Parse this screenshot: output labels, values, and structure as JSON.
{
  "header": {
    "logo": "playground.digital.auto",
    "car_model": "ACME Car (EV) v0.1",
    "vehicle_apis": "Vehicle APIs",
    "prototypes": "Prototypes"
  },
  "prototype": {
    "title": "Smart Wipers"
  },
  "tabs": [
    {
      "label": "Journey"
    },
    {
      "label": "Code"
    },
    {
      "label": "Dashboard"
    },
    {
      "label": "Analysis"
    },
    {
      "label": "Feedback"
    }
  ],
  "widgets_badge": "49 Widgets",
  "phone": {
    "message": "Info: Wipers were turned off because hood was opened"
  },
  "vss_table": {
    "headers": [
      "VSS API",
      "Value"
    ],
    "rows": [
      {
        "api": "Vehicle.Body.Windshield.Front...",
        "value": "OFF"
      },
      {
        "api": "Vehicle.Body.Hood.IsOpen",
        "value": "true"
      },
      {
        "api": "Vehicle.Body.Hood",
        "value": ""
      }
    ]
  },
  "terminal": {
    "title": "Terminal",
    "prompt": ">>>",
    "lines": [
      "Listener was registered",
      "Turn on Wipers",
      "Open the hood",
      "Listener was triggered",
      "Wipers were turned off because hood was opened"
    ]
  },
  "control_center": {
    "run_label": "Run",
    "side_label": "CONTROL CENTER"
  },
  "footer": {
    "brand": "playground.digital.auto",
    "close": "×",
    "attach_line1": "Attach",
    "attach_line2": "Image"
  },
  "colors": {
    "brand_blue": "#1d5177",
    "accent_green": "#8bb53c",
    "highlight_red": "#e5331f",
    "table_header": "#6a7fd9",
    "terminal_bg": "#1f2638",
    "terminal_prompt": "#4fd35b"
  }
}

● ● ● ● ●

Task description:
In the data above, tally the lines holding "turned" and answer with the figure only.

Answer:
2